>> BEGIN RECORD LIST

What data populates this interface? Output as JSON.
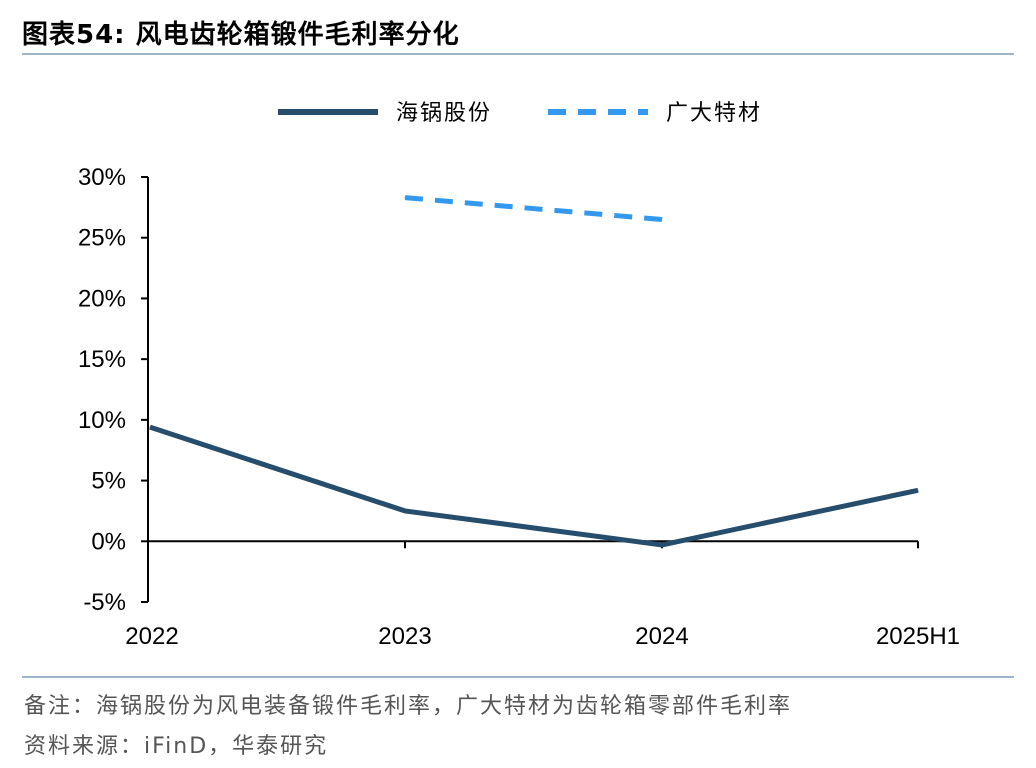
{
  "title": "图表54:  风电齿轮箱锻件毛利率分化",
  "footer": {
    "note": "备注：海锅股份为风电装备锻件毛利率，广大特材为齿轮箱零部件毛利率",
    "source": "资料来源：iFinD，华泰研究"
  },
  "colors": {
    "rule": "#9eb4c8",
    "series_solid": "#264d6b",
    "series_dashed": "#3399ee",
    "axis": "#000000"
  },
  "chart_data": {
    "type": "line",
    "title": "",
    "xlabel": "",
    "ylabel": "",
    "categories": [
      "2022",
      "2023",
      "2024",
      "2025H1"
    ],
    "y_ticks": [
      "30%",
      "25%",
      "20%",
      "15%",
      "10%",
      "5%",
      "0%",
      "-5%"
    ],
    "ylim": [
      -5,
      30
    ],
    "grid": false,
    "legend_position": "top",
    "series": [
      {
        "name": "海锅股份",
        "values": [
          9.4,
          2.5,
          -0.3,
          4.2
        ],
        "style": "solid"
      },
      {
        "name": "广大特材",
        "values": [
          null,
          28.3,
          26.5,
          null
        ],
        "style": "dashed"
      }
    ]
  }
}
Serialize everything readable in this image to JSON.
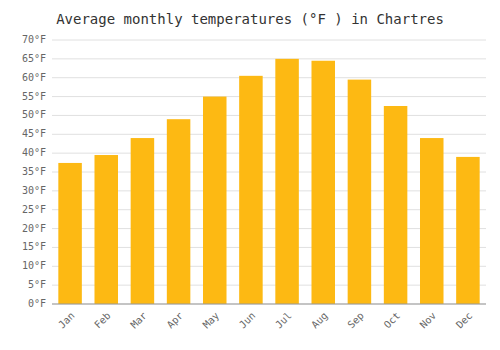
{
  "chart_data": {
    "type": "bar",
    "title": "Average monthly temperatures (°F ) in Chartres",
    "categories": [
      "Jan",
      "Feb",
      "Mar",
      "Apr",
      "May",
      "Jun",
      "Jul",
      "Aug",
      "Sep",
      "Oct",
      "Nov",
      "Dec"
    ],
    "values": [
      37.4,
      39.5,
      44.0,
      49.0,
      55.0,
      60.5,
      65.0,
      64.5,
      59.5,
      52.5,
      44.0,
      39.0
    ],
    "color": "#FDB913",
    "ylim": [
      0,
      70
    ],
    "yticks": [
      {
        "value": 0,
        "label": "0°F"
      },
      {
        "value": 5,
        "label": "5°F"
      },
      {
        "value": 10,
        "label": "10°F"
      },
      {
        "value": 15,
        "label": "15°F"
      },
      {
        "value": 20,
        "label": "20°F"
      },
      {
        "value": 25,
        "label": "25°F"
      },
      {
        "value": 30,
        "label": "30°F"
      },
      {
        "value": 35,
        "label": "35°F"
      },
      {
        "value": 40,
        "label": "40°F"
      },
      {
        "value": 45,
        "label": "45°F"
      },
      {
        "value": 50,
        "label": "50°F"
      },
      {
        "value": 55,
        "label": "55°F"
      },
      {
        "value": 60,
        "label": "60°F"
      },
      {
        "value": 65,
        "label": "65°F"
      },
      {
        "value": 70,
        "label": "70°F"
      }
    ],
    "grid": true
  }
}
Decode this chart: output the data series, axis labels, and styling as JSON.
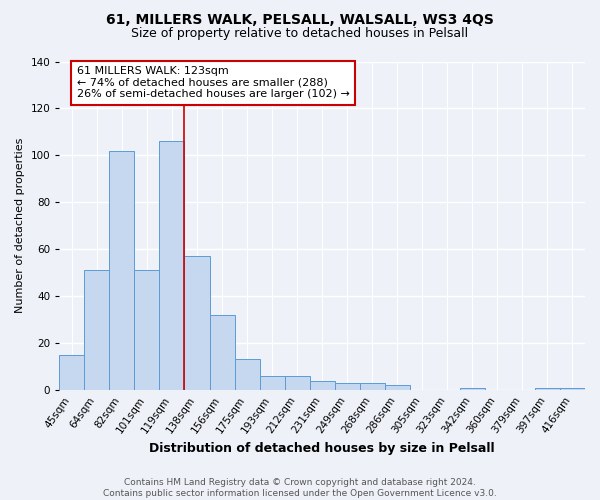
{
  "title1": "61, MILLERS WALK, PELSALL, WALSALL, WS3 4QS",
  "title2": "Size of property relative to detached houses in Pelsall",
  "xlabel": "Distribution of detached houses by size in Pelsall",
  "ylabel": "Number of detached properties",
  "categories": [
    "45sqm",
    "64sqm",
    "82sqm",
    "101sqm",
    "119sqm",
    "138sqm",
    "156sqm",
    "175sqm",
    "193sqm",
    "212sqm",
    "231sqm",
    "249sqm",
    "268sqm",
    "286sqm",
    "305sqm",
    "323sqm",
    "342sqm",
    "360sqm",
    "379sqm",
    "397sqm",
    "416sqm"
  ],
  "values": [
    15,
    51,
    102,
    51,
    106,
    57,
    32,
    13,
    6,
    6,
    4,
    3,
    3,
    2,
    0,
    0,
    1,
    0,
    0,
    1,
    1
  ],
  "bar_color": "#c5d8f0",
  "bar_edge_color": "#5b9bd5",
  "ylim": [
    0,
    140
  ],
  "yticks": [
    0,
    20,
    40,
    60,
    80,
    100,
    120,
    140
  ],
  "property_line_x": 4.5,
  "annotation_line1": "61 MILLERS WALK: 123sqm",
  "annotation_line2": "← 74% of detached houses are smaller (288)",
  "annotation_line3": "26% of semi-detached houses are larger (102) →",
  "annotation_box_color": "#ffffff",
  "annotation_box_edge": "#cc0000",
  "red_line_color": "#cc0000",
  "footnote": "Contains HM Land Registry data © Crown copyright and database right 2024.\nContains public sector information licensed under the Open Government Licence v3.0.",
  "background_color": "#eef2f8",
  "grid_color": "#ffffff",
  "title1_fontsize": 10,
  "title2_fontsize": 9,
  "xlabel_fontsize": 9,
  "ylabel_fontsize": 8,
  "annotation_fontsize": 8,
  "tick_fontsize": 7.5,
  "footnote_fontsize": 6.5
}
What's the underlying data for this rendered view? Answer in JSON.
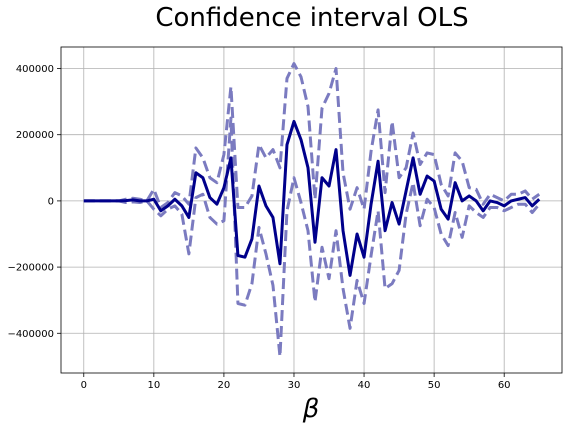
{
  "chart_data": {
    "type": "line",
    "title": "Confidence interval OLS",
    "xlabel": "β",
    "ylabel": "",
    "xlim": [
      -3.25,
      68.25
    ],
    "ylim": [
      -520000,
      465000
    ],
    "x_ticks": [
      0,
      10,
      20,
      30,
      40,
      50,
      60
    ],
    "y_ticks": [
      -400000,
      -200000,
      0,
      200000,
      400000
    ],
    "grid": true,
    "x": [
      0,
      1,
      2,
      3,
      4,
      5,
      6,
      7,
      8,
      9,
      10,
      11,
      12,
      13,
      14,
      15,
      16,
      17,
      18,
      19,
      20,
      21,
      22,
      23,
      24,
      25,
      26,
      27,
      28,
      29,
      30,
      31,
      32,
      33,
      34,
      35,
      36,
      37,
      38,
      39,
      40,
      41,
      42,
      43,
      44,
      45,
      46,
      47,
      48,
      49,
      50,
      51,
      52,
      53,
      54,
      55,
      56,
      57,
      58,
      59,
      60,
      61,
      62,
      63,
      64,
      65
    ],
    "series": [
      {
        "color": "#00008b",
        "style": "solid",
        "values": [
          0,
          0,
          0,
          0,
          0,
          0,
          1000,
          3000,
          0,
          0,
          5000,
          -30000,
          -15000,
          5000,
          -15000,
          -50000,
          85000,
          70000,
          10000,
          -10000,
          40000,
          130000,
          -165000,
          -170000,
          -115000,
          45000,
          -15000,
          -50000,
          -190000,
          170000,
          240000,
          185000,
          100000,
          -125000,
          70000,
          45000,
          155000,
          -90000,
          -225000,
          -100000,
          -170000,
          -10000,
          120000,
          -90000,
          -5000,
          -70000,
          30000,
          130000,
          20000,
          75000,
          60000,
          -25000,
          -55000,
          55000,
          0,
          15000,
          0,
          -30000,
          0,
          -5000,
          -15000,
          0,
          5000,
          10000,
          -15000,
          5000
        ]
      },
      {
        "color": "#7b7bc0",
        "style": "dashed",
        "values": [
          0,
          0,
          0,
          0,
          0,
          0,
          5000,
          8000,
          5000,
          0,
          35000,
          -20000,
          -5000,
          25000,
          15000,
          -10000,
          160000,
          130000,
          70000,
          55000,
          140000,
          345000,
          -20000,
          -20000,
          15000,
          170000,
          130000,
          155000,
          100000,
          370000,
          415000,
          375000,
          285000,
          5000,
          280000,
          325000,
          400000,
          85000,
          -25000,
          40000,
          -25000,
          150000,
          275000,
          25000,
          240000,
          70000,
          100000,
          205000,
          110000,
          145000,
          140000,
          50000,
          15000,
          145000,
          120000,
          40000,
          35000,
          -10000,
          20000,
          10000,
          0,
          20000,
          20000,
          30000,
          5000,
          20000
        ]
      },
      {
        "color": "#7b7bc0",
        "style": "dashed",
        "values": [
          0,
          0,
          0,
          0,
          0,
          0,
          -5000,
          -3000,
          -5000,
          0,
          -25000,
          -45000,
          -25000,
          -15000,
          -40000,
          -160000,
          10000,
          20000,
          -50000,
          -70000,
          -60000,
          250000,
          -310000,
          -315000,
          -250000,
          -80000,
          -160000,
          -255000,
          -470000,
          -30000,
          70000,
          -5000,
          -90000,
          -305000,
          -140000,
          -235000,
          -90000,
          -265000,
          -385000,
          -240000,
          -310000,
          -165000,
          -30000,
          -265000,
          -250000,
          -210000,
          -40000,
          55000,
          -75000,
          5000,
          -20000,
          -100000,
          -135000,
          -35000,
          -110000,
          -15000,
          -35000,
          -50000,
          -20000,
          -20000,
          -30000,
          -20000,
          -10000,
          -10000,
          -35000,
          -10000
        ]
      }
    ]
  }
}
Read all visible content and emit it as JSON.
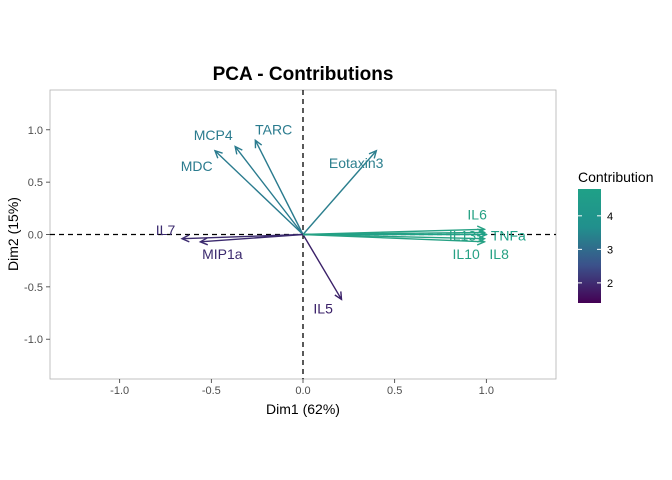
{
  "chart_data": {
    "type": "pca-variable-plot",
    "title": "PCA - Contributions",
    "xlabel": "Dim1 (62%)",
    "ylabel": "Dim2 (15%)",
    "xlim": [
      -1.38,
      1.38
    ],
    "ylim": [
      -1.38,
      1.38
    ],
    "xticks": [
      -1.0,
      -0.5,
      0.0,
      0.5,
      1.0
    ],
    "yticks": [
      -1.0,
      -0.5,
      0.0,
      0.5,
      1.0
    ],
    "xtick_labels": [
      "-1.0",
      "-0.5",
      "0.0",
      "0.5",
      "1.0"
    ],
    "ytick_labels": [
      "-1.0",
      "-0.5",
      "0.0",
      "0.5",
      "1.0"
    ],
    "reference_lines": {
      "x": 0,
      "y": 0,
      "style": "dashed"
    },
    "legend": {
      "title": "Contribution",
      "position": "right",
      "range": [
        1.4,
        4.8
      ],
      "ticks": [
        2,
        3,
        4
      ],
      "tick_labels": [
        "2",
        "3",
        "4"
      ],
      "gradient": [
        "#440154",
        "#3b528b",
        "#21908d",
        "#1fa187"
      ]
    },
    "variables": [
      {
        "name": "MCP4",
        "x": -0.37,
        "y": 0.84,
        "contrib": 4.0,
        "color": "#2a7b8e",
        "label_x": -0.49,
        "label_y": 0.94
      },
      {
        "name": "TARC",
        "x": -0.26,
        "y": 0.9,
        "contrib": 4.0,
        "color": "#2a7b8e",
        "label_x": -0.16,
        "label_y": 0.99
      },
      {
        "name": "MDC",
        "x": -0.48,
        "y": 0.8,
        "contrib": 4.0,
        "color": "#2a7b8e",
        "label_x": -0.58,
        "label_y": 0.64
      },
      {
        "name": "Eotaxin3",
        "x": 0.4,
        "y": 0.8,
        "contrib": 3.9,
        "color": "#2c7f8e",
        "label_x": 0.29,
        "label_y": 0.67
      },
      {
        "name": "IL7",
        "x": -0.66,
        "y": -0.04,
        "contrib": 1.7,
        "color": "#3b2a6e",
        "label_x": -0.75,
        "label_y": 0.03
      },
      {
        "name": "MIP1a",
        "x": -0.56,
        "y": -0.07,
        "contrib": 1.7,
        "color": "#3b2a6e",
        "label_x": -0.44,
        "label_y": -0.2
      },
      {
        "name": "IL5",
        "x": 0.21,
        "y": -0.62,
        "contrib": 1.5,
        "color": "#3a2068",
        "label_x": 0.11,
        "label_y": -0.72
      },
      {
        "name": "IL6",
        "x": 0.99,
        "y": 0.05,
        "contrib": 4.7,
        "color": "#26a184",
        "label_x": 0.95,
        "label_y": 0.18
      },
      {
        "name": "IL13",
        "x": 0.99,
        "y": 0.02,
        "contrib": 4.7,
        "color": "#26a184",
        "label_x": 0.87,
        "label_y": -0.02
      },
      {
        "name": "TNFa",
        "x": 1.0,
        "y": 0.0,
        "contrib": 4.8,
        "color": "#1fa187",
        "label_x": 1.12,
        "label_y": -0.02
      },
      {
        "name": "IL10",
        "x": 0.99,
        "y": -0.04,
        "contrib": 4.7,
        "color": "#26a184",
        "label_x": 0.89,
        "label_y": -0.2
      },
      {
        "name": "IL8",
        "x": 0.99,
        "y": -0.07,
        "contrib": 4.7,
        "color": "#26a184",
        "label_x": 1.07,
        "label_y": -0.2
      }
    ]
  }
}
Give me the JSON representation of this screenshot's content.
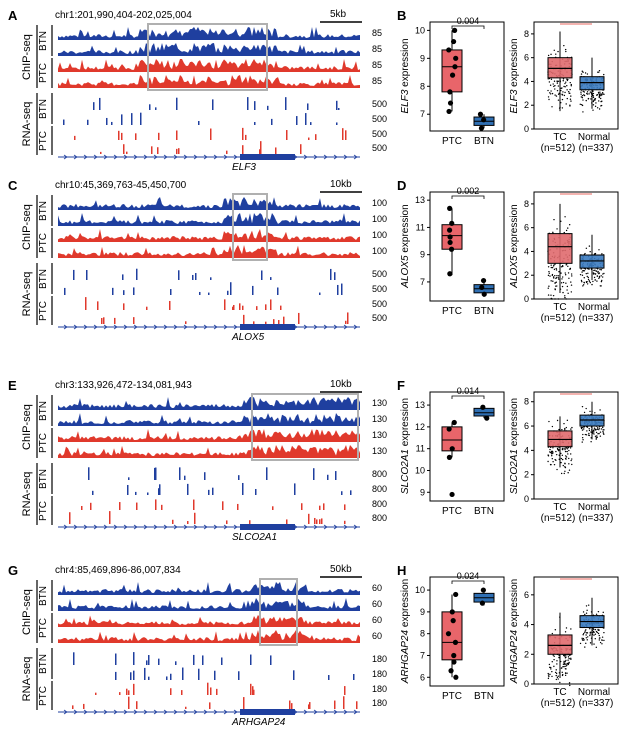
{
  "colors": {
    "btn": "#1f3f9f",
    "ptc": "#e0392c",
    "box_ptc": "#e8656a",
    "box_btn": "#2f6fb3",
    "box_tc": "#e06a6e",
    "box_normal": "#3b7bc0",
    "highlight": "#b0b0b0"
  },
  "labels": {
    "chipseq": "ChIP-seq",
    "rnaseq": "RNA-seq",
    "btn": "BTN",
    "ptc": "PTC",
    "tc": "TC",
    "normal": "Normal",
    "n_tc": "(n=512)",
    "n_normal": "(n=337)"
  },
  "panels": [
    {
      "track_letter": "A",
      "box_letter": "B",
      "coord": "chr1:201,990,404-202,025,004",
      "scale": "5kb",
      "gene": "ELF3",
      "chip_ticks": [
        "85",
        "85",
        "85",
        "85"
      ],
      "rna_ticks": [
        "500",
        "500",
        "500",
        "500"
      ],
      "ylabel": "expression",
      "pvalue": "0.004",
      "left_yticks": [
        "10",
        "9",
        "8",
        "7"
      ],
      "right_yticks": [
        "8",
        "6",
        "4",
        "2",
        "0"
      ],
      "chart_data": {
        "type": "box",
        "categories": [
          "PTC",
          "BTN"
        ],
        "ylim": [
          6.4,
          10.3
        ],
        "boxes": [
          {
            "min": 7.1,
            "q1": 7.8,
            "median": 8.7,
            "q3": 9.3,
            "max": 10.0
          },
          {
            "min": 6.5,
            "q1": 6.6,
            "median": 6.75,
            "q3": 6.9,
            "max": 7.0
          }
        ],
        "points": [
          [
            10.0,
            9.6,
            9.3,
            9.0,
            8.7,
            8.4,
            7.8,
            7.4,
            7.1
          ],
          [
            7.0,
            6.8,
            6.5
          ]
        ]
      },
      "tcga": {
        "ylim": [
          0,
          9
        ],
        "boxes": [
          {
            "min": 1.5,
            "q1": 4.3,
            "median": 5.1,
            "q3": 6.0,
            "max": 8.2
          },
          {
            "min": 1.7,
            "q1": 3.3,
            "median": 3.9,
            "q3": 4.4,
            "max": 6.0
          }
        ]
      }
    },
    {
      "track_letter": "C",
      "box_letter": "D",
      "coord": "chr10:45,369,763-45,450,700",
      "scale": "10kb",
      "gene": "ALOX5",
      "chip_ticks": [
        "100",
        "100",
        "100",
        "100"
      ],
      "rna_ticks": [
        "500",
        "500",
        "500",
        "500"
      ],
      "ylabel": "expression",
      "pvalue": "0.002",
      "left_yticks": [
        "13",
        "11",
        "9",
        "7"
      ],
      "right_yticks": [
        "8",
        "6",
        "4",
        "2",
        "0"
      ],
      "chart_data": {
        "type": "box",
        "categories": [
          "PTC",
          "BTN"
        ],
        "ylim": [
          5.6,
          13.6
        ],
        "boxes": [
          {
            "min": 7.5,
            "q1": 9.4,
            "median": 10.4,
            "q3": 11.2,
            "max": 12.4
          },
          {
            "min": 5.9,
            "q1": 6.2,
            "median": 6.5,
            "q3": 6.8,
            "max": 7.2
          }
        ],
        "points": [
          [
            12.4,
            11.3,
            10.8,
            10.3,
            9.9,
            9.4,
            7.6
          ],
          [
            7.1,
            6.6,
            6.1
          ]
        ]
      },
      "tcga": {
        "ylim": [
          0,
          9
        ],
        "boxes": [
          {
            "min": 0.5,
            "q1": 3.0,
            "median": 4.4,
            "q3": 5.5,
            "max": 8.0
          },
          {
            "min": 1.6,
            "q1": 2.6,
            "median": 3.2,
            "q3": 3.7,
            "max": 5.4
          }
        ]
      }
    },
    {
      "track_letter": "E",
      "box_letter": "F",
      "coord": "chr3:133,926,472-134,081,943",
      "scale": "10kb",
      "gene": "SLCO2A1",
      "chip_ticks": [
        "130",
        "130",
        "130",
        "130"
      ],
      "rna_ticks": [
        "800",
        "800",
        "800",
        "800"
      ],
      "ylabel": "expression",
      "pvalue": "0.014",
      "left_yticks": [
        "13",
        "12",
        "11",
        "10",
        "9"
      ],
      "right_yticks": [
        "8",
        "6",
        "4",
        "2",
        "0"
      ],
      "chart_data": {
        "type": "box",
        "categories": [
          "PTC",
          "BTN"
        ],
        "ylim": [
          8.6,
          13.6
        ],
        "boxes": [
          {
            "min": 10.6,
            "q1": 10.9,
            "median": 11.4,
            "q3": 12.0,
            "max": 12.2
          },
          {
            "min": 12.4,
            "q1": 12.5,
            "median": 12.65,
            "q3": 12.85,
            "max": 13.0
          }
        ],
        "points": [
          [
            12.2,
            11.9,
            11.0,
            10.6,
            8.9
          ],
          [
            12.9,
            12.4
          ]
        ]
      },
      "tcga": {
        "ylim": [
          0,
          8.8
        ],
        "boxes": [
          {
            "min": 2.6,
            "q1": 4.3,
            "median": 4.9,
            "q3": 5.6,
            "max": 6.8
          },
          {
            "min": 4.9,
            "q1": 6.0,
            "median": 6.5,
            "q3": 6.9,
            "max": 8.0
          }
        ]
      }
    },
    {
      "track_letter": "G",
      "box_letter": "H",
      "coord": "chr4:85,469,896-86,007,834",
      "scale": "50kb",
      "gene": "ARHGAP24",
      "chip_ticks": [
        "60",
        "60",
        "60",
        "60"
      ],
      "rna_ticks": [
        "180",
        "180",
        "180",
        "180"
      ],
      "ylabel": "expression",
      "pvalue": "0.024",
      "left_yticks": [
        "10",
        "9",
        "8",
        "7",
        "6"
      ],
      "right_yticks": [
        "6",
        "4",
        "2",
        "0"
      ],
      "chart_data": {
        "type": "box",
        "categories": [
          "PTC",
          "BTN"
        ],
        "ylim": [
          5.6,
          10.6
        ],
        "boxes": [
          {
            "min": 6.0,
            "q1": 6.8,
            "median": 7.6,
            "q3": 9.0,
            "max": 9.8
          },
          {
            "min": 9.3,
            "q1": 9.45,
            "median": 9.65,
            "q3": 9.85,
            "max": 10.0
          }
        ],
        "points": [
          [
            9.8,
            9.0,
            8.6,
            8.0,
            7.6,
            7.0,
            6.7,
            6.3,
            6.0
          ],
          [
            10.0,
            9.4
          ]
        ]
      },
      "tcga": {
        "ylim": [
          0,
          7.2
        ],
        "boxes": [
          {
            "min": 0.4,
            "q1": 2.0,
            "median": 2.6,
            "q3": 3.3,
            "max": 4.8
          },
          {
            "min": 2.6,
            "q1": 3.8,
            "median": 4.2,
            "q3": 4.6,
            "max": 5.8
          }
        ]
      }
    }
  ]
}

>> END RECORD LIST

* [YOUR OBJECTIVE]: Wherever "axis" shows up in a line, copy that line.

* [FINISHED ANSWER]:
    "axis": "#000000"
Decode this chart: output the data series, axis labels, and styling as JSON.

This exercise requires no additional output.